-- Exercise brief --
Locate each line below that includes "annotation" and reproduce it.

-- Records supplied --
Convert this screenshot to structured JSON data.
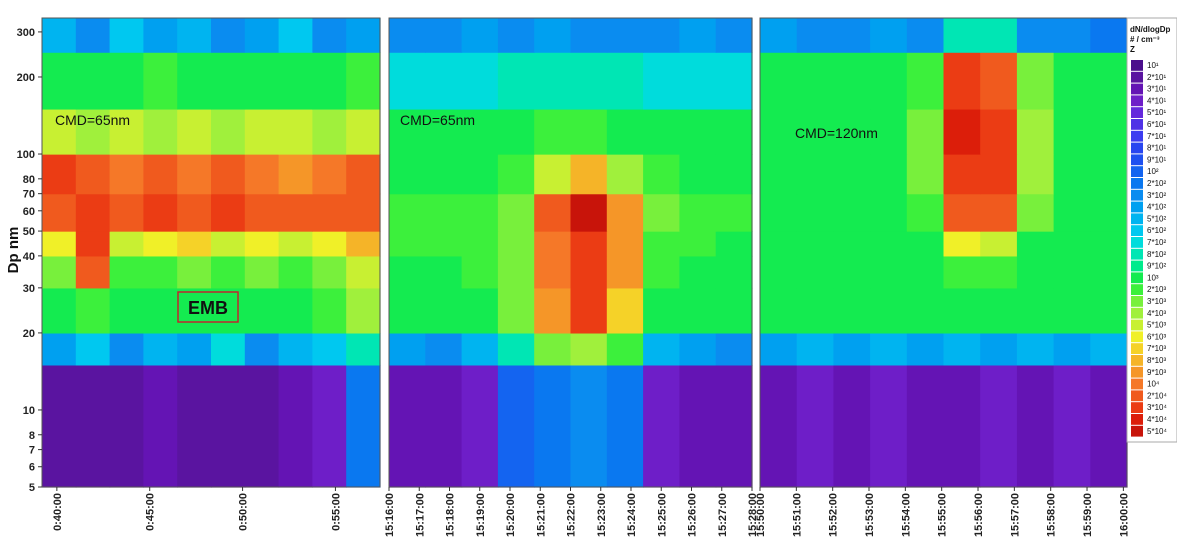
{
  "chart_data": [
    {
      "type": "heatmap",
      "y_label": "Dp nm",
      "ylog": true,
      "ylim": [
        5,
        340
      ],
      "yticks": [
        5,
        6,
        7,
        8,
        10,
        20,
        30,
        40,
        50,
        60,
        70,
        80,
        100,
        200,
        300
      ],
      "xlim": [
        39.2,
        57.4
      ],
      "xticks": [
        {
          "value": 40,
          "label": "0:40:00"
        },
        {
          "value": 45,
          "label": "0:45:00"
        },
        {
          "value": 50,
          "label": "0:50:00"
        },
        {
          "value": 55,
          "label": "0:55:00"
        }
      ],
      "y_bins": [
        5,
        15,
        20,
        30,
        40,
        50,
        70,
        100,
        150,
        250,
        340
      ],
      "z": [
        [
          20,
          20,
          20,
          30,
          20,
          20,
          20,
          30,
          40,
          200
        ],
        [
          400,
          600,
          300,
          500,
          400,
          700,
          300,
          500,
          600,
          800
        ],
        [
          1500,
          2000,
          1500,
          1200,
          1500,
          1800,
          1500,
          1500,
          2000,
          4000
        ],
        [
          3000,
          20000,
          2000,
          2500,
          3000,
          2500,
          3000,
          2500,
          3000,
          5000
        ],
        [
          6000,
          30000,
          5000,
          6000,
          7000,
          5000,
          6000,
          5000,
          6000,
          8000
        ],
        [
          20000,
          30000,
          20000,
          30000,
          20000,
          30000,
          20000,
          20000,
          20000,
          20000
        ],
        [
          30000,
          20000,
          10000,
          20000,
          10000,
          20000,
          10000,
          9000,
          10000,
          20000
        ],
        [
          5000,
          4000,
          5000,
          4000,
          5000,
          4000,
          5000,
          5000,
          4000,
          5000
        ],
        [
          1500,
          1500,
          1200,
          2000,
          1500,
          1500,
          1200,
          1500,
          1500,
          2000
        ],
        [
          500,
          300,
          600,
          400,
          500,
          300,
          400,
          600,
          300,
          400
        ]
      ],
      "annotation": "CMD=65nm",
      "boxed_label": "EMB"
    },
    {
      "type": "heatmap",
      "ylog": true,
      "ylim": [
        5,
        340
      ],
      "xlim": [
        916,
        928
      ],
      "xticks": [
        {
          "value": 916,
          "label": "15:16:00"
        },
        {
          "value": 917,
          "label": "15:17:00"
        },
        {
          "value": 918,
          "label": "15:18:00"
        },
        {
          "value": 919,
          "label": "15:19:00"
        },
        {
          "value": 920,
          "label": "15:20:00"
        },
        {
          "value": 921,
          "label": "15:21:00"
        },
        {
          "value": 922,
          "label": "15:22:00"
        },
        {
          "value": 923,
          "label": "15:23:00"
        },
        {
          "value": 924,
          "label": "15:24:00"
        },
        {
          "value": 925,
          "label": "15:25:00"
        },
        {
          "value": 926,
          "label": "15:26:00"
        },
        {
          "value": 927,
          "label": "15:27:00"
        },
        {
          "value": 928,
          "label": "15:28:00"
        }
      ],
      "y_bins": [
        5,
        15,
        20,
        30,
        40,
        50,
        70,
        100,
        150,
        250,
        340
      ],
      "z": [
        [
          30,
          30,
          40,
          100,
          200,
          300,
          200,
          40,
          30,
          30
        ],
        [
          400,
          300,
          500,
          800,
          3000,
          4000,
          2000,
          500,
          400,
          300
        ],
        [
          1500,
          1500,
          1500,
          3000,
          9000,
          30000,
          7000,
          1500,
          1500,
          1500
        ],
        [
          1500,
          1500,
          2000,
          3000,
          10000,
          30000,
          9000,
          2000,
          1500,
          1500
        ],
        [
          2000,
          2000,
          2000,
          3000,
          10000,
          30000,
          9000,
          2000,
          2000,
          1500
        ],
        [
          2000,
          2000,
          2000,
          3000,
          20000,
          50000,
          9000,
          3000,
          2000,
          2000
        ],
        [
          1500,
          1500,
          1500,
          2000,
          5000,
          8000,
          4000,
          2000,
          1500,
          1500
        ],
        [
          1000,
          1000,
          1000,
          1500,
          2000,
          2000,
          1500,
          1000,
          1000,
          1000
        ],
        [
          700,
          700,
          700,
          800,
          800,
          800,
          800,
          700,
          700,
          700
        ],
        [
          300,
          300,
          400,
          300,
          400,
          300,
          300,
          300,
          400,
          300
        ]
      ],
      "annotation": "CMD=65nm"
    },
    {
      "type": "heatmap",
      "ylog": true,
      "ylim": [
        5,
        340
      ],
      "xlim": [
        950,
        960.1
      ],
      "xticks": [
        {
          "value": 950,
          "label": "15:50:00"
        },
        {
          "value": 951,
          "label": "15:51:00"
        },
        {
          "value": 952,
          "label": "15:52:00"
        },
        {
          "value": 953,
          "label": "15:53:00"
        },
        {
          "value": 954,
          "label": "15:54:00"
        },
        {
          "value": 955,
          "label": "15:55:00"
        },
        {
          "value": 956,
          "label": "15:56:00"
        },
        {
          "value": 957,
          "label": "15:57:00"
        },
        {
          "value": 958,
          "label": "15:58:00"
        },
        {
          "value": 959,
          "label": "15:59:00"
        },
        {
          "value": 960,
          "label": "16:00:00"
        }
      ],
      "y_bins": [
        5,
        15,
        20,
        30,
        40,
        50,
        70,
        100,
        150,
        250,
        340
      ],
      "z": [
        [
          30,
          40,
          30,
          40,
          30,
          30,
          40,
          30,
          40,
          30
        ],
        [
          400,
          500,
          400,
          500,
          400,
          500,
          400,
          500,
          400,
          500
        ],
        [
          1500,
          1500,
          1500,
          1500,
          1500,
          1500,
          1500,
          1500,
          1500,
          1500
        ],
        [
          1500,
          1500,
          1500,
          1500,
          1500,
          2000,
          2000,
          1500,
          1500,
          1500
        ],
        [
          1500,
          1500,
          1500,
          1500,
          1500,
          6000,
          5000,
          1500,
          1500,
          1500
        ],
        [
          1500,
          1500,
          1500,
          1500,
          2000,
          20000,
          20000,
          3000,
          1500,
          1500
        ],
        [
          1500,
          1500,
          1500,
          1500,
          3000,
          30000,
          30000,
          4000,
          1500,
          1500
        ],
        [
          1500,
          1500,
          1500,
          1500,
          3000,
          40000,
          30000,
          4000,
          1500,
          1500
        ],
        [
          1000,
          1000,
          1000,
          1000,
          2000,
          30000,
          20000,
          3000,
          1000,
          1000
        ],
        [
          400,
          300,
          300,
          400,
          300,
          800,
          800,
          300,
          300,
          200
        ]
      ],
      "annotation": "CMD=120nm"
    }
  ],
  "color_scale": {
    "title": "dN/dlogDp",
    "unit": "# / cm⁻³",
    "z_label": "Z",
    "levels": [
      {
        "value": 10,
        "label": "10¹"
      },
      {
        "value": 20,
        "label": "2*10¹"
      },
      {
        "value": 30,
        "label": "3*10¹"
      },
      {
        "value": 40,
        "label": "4*10¹"
      },
      {
        "value": 50,
        "label": "5*10¹"
      },
      {
        "value": 60,
        "label": "6*10¹"
      },
      {
        "value": 70,
        "label": "7*10¹"
      },
      {
        "value": 80,
        "label": "8*10¹"
      },
      {
        "value": 90,
        "label": "9*10¹"
      },
      {
        "value": 100,
        "label": "10²"
      },
      {
        "value": 200,
        "label": "2*10²"
      },
      {
        "value": 300,
        "label": "3*10²"
      },
      {
        "value": 400,
        "label": "4*10²"
      },
      {
        "value": 500,
        "label": "5*10²"
      },
      {
        "value": 600,
        "label": "6*10²"
      },
      {
        "value": 700,
        "label": "7*10²"
      },
      {
        "value": 800,
        "label": "8*10²"
      },
      {
        "value": 900,
        "label": "9*10²"
      },
      {
        "value": 1000,
        "label": "10³"
      },
      {
        "value": 2000,
        "label": "2*10³"
      },
      {
        "value": 3000,
        "label": "3*10³"
      },
      {
        "value": 4000,
        "label": "4*10³"
      },
      {
        "value": 5000,
        "label": "5*10³"
      },
      {
        "value": 6000,
        "label": "6*10³"
      },
      {
        "value": 7000,
        "label": "7*10³"
      },
      {
        "value": 8000,
        "label": "8*10³"
      },
      {
        "value": 9000,
        "label": "9*10³"
      },
      {
        "value": 10000,
        "label": "10⁴"
      },
      {
        "value": 20000,
        "label": "2*10⁴"
      },
      {
        "value": 30000,
        "label": "3*10⁴"
      },
      {
        "value": 40000,
        "label": "4*10⁴"
      },
      {
        "value": 50000,
        "label": "5*10⁴"
      }
    ],
    "colors": [
      "#4b0f8c",
      "#5a14a0",
      "#6414b4",
      "#6e1ec8",
      "#6428dc",
      "#5032e6",
      "#3c3cf0",
      "#2846f0",
      "#1e50f0",
      "#1464f0",
      "#0a78f0",
      "#0a8cf0",
      "#00a0f0",
      "#00b4f0",
      "#00c8f0",
      "#00dcdc",
      "#00e6b4",
      "#00eb8c",
      "#14eb50",
      "#3cf03c",
      "#78f03c",
      "#a0f03c",
      "#c8f032",
      "#f0f028",
      "#f5d228",
      "#f5b428",
      "#f59628",
      "#f57828",
      "#f05a1e",
      "#eb3c14",
      "#dc1e0a",
      "#c8140a"
    ]
  }
}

-- Solution --
      "annotation": "CMD=65nm",
      "annotation": "CMD=65nm"
      "annotation": "CMD=120nm"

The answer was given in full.